子供を3人以上扶養する世帯は大学の入学金・授業料が所得制限なく無償化されるというが、だがそれも「無償化」と言いながら実は額に上限があったり、第1子が扶養を外れると対象外となる可能性があったりと、かなり目くらまし感が強い。それ以前に、子供を3人ももうけて大学に行かせられる家庭であれば相当な勝ち組だと思えるのだが。
そんな「非異次元」ぶりを嘲笑うかのようなデータが示された。12月12日にリクルートブライダル総研が公表した「恋愛・結婚調査2023」なのだが、全国の20~49歳の未婚の男女1200名を対象に恋愛や結婚についての意識調査を行ったところ、恋人がいる人は29.7%で、20代で1度も異性と付き合ったことのない男性は46%、女性も29.8%で、いずれも過去最高を記録したという。

提供データ ▸
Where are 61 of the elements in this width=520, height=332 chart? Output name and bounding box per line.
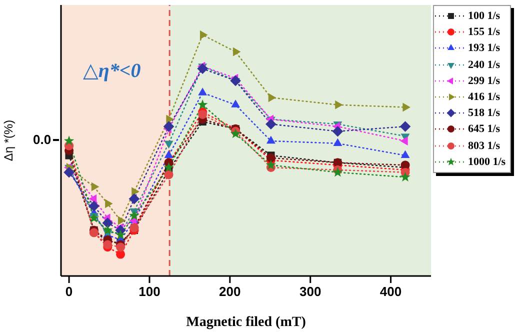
point [400,172,410,182]
point [197,99,208,110]
x-tick-label: 300 [299,284,322,299]
legend-label: 803 1/s [468,140,500,152]
point [164,170,174,180]
point [163,121,174,132]
point [400,150,410,158]
legend-label: 240 1/s [468,58,500,71]
point [105,199,113,208]
legend-label: 518 1/s [468,107,500,120]
point [266,160,276,170]
point [64,136,74,146]
point [232,47,241,56]
point [332,166,343,177]
point [118,216,126,226]
point [268,93,276,102]
point [332,126,344,137]
legend-label: 299 1/s [468,74,500,87]
point [164,150,174,158]
legend-label: 100 1/s [468,10,500,22]
text: 0.0 [33,132,52,148]
point [200,30,208,40]
point [64,166,74,178]
point [129,210,140,220]
x-tick-label: 200 [219,284,241,299]
point [333,138,342,146]
point [335,100,343,110]
x-tick-label: 100 [138,284,160,299]
legend-label: 645 1/s [468,123,500,136]
legend-label: 416 1/s [468,91,500,104]
point [132,187,140,196]
point [88,200,100,212]
point [102,224,113,235]
point [197,63,208,74]
point [266,118,276,130]
legend-label: 155 1/s [468,26,500,38]
point [166,114,174,124]
point [266,136,276,144]
point [400,121,411,132]
point [88,194,97,204]
point [198,88,208,96]
point [103,240,112,250]
point [102,218,114,228]
y-axis-title: Δη *(%) [1,120,16,162]
band-label: △η*<0 [83,60,141,82]
point [402,102,410,112]
point [266,153,276,162]
x-tick-label: 400 [380,284,402,299]
point [116,242,126,252]
point [231,100,240,108]
point [164,140,174,149]
point [128,193,140,204]
legend-label: 1000 1/s [468,156,506,168]
point [91,182,100,192]
point [230,75,241,86]
x-axis-title: Magnetic filed (mT) [186,315,306,330]
x-tick-label: 0 [65,284,73,299]
point [164,162,174,172]
legend-label: 193 1/s [468,42,500,54]
point [230,128,241,138]
point [400,136,408,146]
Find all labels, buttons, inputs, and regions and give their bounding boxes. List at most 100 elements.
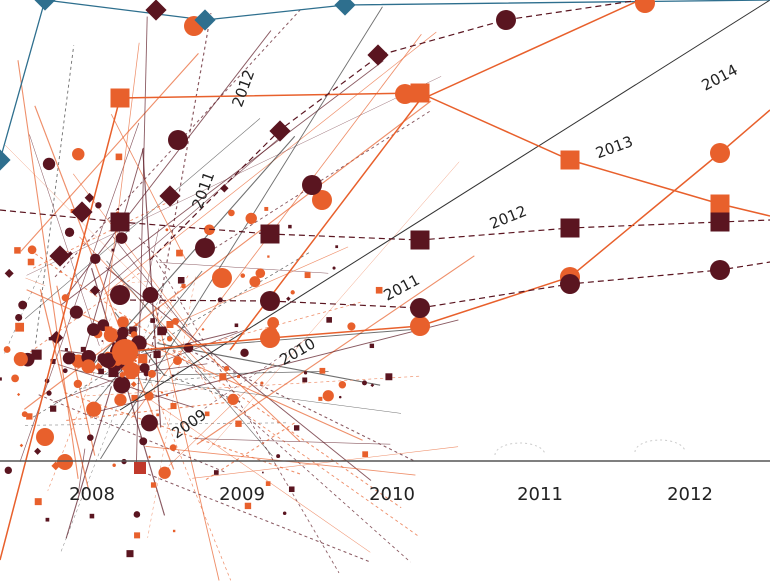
link bbox=[98, 134, 283, 294]
dot bbox=[240, 348, 249, 358]
link bbox=[166, 246, 349, 328]
dot bbox=[95, 202, 102, 209]
link bbox=[26, 289, 363, 441]
square bbox=[234, 323, 239, 328]
dot bbox=[173, 356, 182, 366]
square bbox=[560, 150, 580, 170]
square bbox=[121, 366, 126, 370]
link bbox=[25, 422, 289, 426]
square bbox=[362, 451, 369, 458]
diamond bbox=[71, 201, 93, 223]
square bbox=[165, 467, 170, 471]
dot bbox=[171, 317, 179, 325]
square bbox=[375, 286, 383, 294]
square bbox=[131, 394, 138, 401]
dot bbox=[159, 326, 168, 335]
link bbox=[106, 260, 273, 457]
square bbox=[177, 277, 185, 284]
link bbox=[53, 327, 251, 403]
dot bbox=[260, 328, 280, 348]
square bbox=[34, 498, 42, 506]
dot bbox=[168, 130, 188, 150]
square bbox=[170, 402, 177, 410]
square bbox=[45, 517, 50, 522]
link bbox=[29, 134, 100, 346]
square bbox=[201, 327, 205, 331]
link bbox=[137, 228, 159, 331]
square bbox=[370, 383, 375, 388]
dot bbox=[90, 253, 101, 265]
year-label: 2011 bbox=[517, 484, 563, 505]
dot bbox=[169, 444, 177, 452]
dot bbox=[117, 326, 129, 339]
dot bbox=[11, 374, 19, 383]
dot bbox=[36, 428, 54, 446]
square bbox=[410, 83, 430, 103]
square bbox=[165, 394, 169, 397]
year-label: 2010 bbox=[369, 484, 415, 505]
square bbox=[129, 326, 137, 335]
dot bbox=[143, 371, 149, 377]
link bbox=[61, 60, 384, 306]
square bbox=[153, 350, 161, 359]
link bbox=[155, 260, 340, 574]
square bbox=[60, 271, 62, 273]
dot bbox=[710, 143, 730, 163]
square bbox=[48, 337, 53, 341]
link bbox=[77, 448, 86, 494]
square bbox=[27, 258, 35, 266]
dot bbox=[87, 434, 94, 441]
square bbox=[156, 413, 160, 417]
dot bbox=[312, 190, 332, 210]
link bbox=[135, 16, 148, 469]
square bbox=[14, 247, 21, 254]
dot bbox=[86, 401, 102, 417]
link bbox=[39, 289, 90, 490]
dot bbox=[21, 411, 28, 418]
dot bbox=[64, 227, 75, 237]
dot bbox=[62, 368, 68, 374]
link bbox=[207, 161, 460, 451]
link bbox=[159, 262, 329, 274]
dot bbox=[119, 372, 126, 378]
square bbox=[235, 420, 242, 427]
link bbox=[142, 471, 371, 563]
square bbox=[84, 192, 95, 203]
dot bbox=[212, 268, 232, 288]
square bbox=[150, 318, 156, 323]
dot bbox=[249, 276, 261, 288]
square bbox=[138, 354, 148, 364]
link bbox=[146, 368, 243, 403]
square bbox=[293, 425, 300, 431]
link bbox=[65, 386, 112, 539]
square bbox=[15, 322, 25, 332]
square bbox=[104, 326, 113, 334]
dot bbox=[260, 381, 264, 385]
square bbox=[265, 481, 271, 486]
link bbox=[86, 375, 420, 397]
link bbox=[20, 52, 199, 252]
square bbox=[80, 346, 86, 352]
year-label: 2009 bbox=[219, 484, 265, 505]
dot bbox=[303, 371, 308, 375]
dot bbox=[165, 228, 169, 232]
trail bbox=[149, 0, 641, 261]
square bbox=[166, 320, 174, 329]
dot bbox=[240, 273, 246, 278]
square bbox=[237, 375, 240, 379]
square bbox=[172, 374, 175, 377]
arc bbox=[494, 442, 546, 456]
square bbox=[219, 373, 227, 381]
dot bbox=[204, 224, 215, 236]
square bbox=[264, 206, 269, 211]
square bbox=[0, 377, 2, 381]
dot bbox=[395, 84, 415, 104]
diamond bbox=[0, 149, 11, 171]
dot bbox=[18, 300, 28, 310]
dot bbox=[87, 323, 101, 337]
square bbox=[710, 212, 730, 232]
link bbox=[148, 377, 232, 581]
dot bbox=[267, 317, 280, 329]
dot bbox=[195, 238, 215, 258]
link bbox=[90, 268, 166, 516]
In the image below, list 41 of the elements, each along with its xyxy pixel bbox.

指示 ▸
A. 記録の最初の行から「Find all labels, buttons, inputs, and」を含む行まで(両端を含む)を、一字一句そのまま引用してください。画像は解答から除くこと。
B. 大学無償化と恋愛・結婚調査についての文章の、最後の文の後に続く部分を書くこと。
文章と記録は互いに関係がない。

解答 ▸
A.
Where are 61 of the elements in this width=520, height=332 chart? Output name and bounding box per line.
point [400,172,410,182]
point [197,99,208,110]
x-tick-label: 300 [299,284,322,299]
legend-label: 803 1/s [468,140,500,152]
point [164,170,174,180]
point [163,121,174,132]
point [400,150,410,158]
legend-label: 240 1/s [468,58,500,71]
point [105,199,113,208]
legend-label: 518 1/s [468,107,500,120]
point [266,160,276,170]
point [64,136,74,146]
point [232,47,241,56]
point [332,166,343,177]
point [118,216,126,226]
point [268,93,276,102]
point [332,126,344,137]
legend-label: 299 1/s [468,74,500,87]
point [164,150,174,158]
legend-label: 100 1/s [468,10,500,22]
text: 0.0 [33,132,52,148]
point [200,30,208,40]
point [64,166,74,178]
point [129,210,140,220]
x-tick-label: 200 [219,284,241,299]
point [333,138,342,146]
point [335,100,343,110]
x-tick-label: 100 [138,284,160,299]
legend-label: 645 1/s [468,123,500,136]
legend-label: 416 1/s [468,91,500,104]
point [132,187,140,196]
point [88,200,100,212]
point [102,224,113,235]
point [197,63,208,74]
point [266,118,276,130]
legend-label: 155 1/s [468,26,500,38]
point [166,114,174,124]
point [266,136,276,144]
point [400,121,411,132]
point [88,194,97,204]
point [198,88,208,96]
point [103,240,112,250]
point [102,218,114,228]
y-axis-title: Δη *(%) [1,120,16,162]
band-label: △η*<0 [83,60,141,82]
point [402,102,410,112]
point [266,153,276,162]
x-tick-label: 400 [380,284,402,299]
point [116,242,126,252]
point [231,100,240,108]
point [164,140,174,149]
point [128,193,140,204]
legend-label: 1000 1/s [468,156,506,168]
point [91,182,100,192]
point [230,75,241,86]
x-axis-title: Magnetic filed (mT) [186,315,306,330]
x-tick-label: 0 [65,284,73,299]
point [164,162,174,172]
legend-label: 193 1/s [468,42,500,54]
point [230,128,241,138]
point [400,136,408,146]
Find all labels, buttons, inputs, and regions and give their bounding boxes. List at most 100 elements.

B.
これら未婚の男女のうち「(いずれは)結婚はしたい」と考えている人が46.1%いる一方、「どちらともいえない」「(今後も)結婚はしたくない」が5割以上を占め、結婚に消極的な理由としては「金銭的に余裕がなくなるから」(36.4%)、「行動や生き方が制限されるから」(35.8)が1位、2位に来ている。
「若年層で金銭的負担の理由から結婚に後ろ向きな傾向は、今回の調査に限らず以前から指摘されているところです。例えば厚労省が9月29日に公表した『労働経済白書』によれば、年収200万円未満の20代男性で結婚している割合は1割という数字を上げ、少子化を食い止めるのは『若年層を中心に賃金を引き上げていくことが重要だ』と結論づけています。政府は賃上げと税制優遇を強化していますが、最初に恩恵にあずかるのは大企業の社員がほとんど。非正規となると最低賃金は23年10月に平均時給がやっと1000円は超えたものの、これは都市圏の時給が高いためで、地方になると800円台とまだまだ低い。このままいくと、『1割』の数字も割り込むことになるでしょう」(経済ジャーナリスト)
今回の調査で「いずれは結婚したい」と回答した43.5%も、一昨年の47.1%から大きく後退している。政策からこぼれている人が増えていることを示しているのではないだろうか。